▶ **Short problem 1**: Transcribe the 3i debt article word for word, everything from "As a result" down to "from ₤2.1bn in December.".
▶ **Short problem 2**: Using the 3i debt article, say whether each statement agrees with it, answering yes or no and quoting the deciding words: (a) New investments fell 82 per cent in the quarter to June 30. (b) Fewer than 95 per cent of shareholders took up their rights in the share issue. (c) 3i's net debt stood at ₤2.1bn at the end of March.

▶ **Document text**:
################

3i halves debt to under £1bn

Private equity group 3i remained quite cautious in the quarter to June 30, as new investments dropped 82 per cent to ₤76m and profits from selling investments fell 46 per cent year-on-year to ₤163m.

The mid-market private equity and private investment group said on Wednesday it had spent much of the period focusing on debt reduction. New chief executive Michael Queen successfully spearheaded a ₤732m share issue aimed at sharply reducing its debt. Initially contentious, the rights issue ended up winning strong support after more than 95 per cent of shareholders took up their rights.

“Our focus in the first quarter was on strengthening the balance sheet. A substantial increase in liquidity and the reduction in net debt provide further resilience in what remains a fragile environment. We have also significantly enhanced our ability to take full advantage of improved conditions as they emerge,” Mr Queen said in a statement.

As a result 3i’s net debt had dropped to ₤961m at the end of June, from ₤1.92bn at the end of March. Mr Queen appears to have achieved his stated goal of reducing net debt to ₤1bn this year, down from ₤2.1bn in December.

################

▶ **Recorded information**:
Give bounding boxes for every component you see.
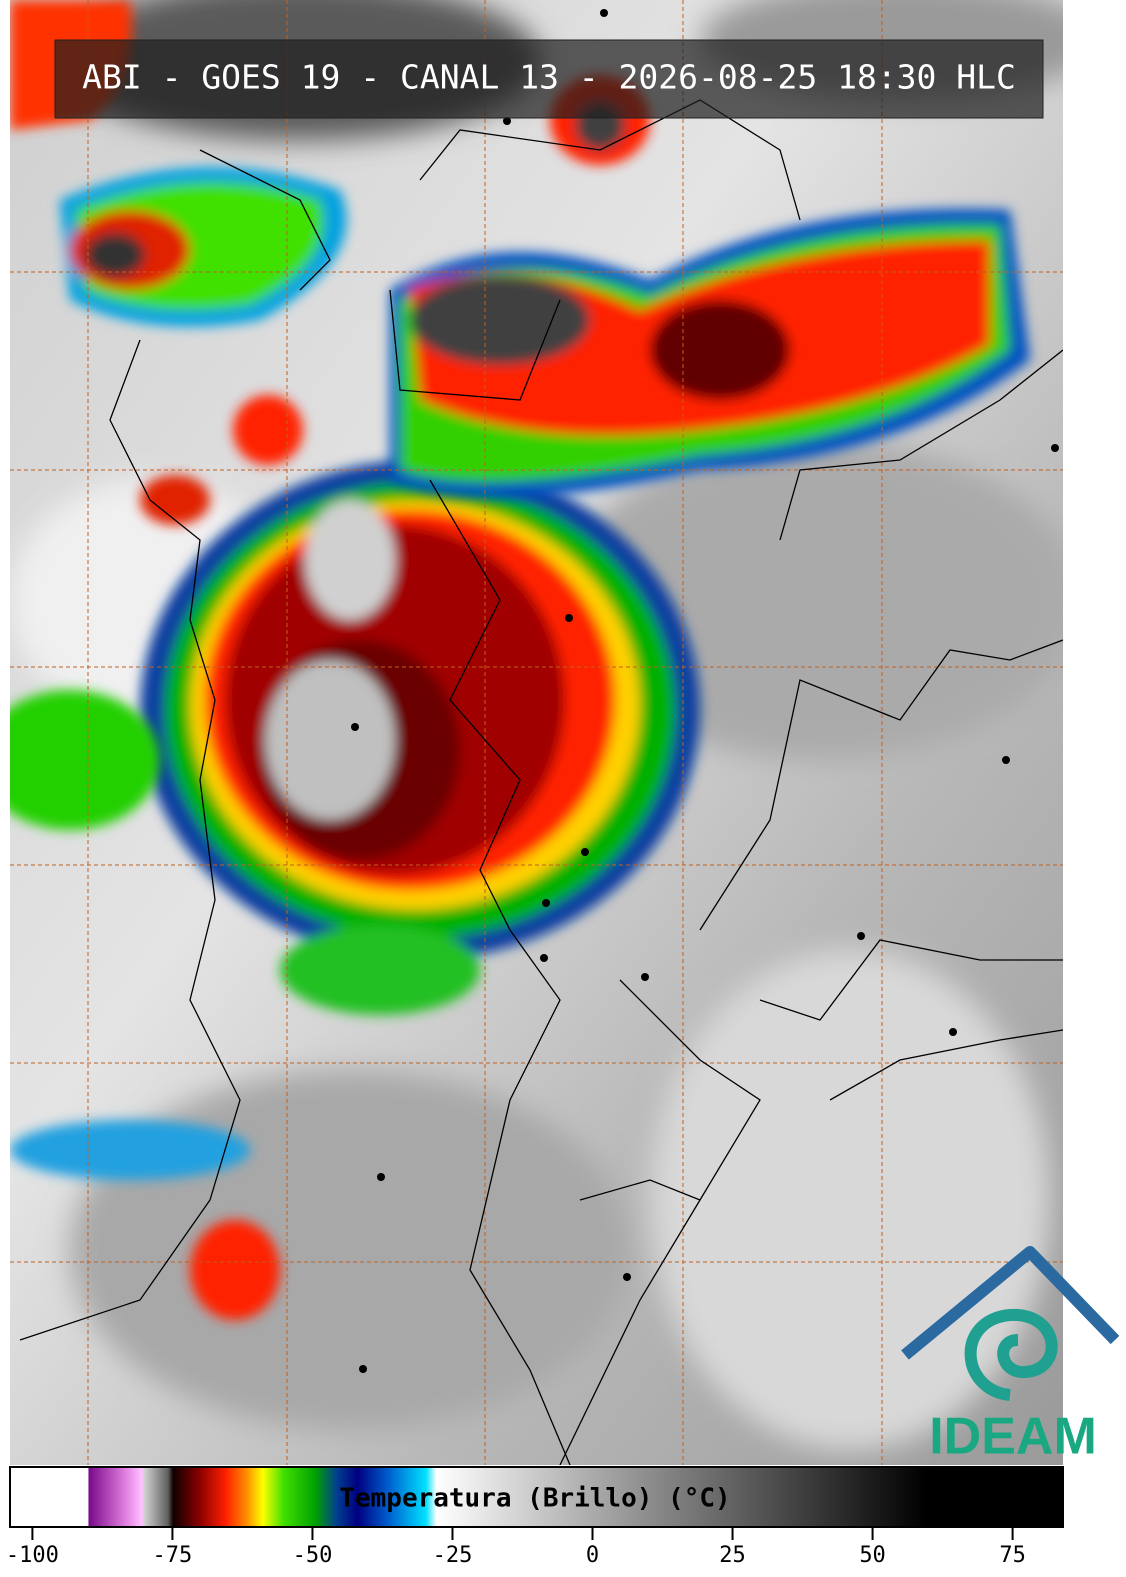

################

▶ **Answer 1**:
As a result 3i’s net debt had dropped to ₤961m at the end of June, from ₤1.92bn at the end of March. Mr Queen appears to have achieved his stated goal of reducing net debt to ₤1bn this year, down from ₤2.1bn in December.

▶ **Answer 2**:
(a) Yes: "new investments dropped 82 per cent to ₤76m"
(b) No: "more than 95 per cent of shareholders took up their rights"
(c) No: "from ₤1.92bn at the end of March"